_PROBLEM TO WORK ON_.
Filter the records for lines holding the string "text".

_DATA SHOWN_.

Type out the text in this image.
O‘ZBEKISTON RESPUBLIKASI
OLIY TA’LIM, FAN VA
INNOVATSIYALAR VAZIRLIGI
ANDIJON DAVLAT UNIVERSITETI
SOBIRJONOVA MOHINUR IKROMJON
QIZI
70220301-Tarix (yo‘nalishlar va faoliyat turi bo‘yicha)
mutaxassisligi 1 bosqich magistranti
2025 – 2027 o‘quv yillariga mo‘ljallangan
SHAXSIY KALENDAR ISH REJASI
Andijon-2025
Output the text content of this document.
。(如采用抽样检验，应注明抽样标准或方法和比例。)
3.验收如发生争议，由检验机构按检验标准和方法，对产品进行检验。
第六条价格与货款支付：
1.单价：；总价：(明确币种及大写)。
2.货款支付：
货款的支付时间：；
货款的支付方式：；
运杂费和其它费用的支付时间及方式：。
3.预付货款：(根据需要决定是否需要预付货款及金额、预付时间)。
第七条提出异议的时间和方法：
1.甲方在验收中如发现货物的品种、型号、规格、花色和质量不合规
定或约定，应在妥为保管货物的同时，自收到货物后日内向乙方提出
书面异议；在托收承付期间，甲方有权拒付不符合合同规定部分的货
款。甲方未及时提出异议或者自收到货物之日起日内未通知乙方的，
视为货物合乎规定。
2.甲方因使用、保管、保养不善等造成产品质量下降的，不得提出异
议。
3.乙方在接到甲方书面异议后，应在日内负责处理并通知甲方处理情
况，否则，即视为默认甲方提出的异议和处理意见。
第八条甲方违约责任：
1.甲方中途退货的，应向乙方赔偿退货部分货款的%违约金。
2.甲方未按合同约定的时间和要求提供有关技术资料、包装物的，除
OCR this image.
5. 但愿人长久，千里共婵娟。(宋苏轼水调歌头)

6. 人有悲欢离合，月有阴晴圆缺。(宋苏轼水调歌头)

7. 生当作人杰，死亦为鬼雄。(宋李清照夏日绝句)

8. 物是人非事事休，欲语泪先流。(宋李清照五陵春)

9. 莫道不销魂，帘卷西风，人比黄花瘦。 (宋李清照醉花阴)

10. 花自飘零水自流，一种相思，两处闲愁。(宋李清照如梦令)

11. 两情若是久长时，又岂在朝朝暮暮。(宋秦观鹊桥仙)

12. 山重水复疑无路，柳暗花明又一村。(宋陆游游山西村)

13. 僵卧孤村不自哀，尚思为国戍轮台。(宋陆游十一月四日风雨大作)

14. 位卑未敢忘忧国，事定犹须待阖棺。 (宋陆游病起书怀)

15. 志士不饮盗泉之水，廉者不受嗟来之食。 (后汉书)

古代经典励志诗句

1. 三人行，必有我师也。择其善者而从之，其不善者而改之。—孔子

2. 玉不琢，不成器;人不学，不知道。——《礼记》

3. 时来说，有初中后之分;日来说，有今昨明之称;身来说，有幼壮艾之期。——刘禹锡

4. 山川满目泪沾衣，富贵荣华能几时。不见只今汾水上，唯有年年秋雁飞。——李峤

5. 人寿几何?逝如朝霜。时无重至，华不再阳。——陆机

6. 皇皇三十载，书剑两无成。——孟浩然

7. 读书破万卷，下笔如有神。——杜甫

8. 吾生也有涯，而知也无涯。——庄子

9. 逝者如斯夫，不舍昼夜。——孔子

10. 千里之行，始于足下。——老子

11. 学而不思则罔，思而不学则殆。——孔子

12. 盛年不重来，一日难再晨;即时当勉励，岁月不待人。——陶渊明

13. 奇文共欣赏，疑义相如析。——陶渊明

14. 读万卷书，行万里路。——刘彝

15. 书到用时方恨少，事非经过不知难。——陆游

_REPLY TO THE EXERCISE_.
Type out the text in this image.
Output the text content of this document.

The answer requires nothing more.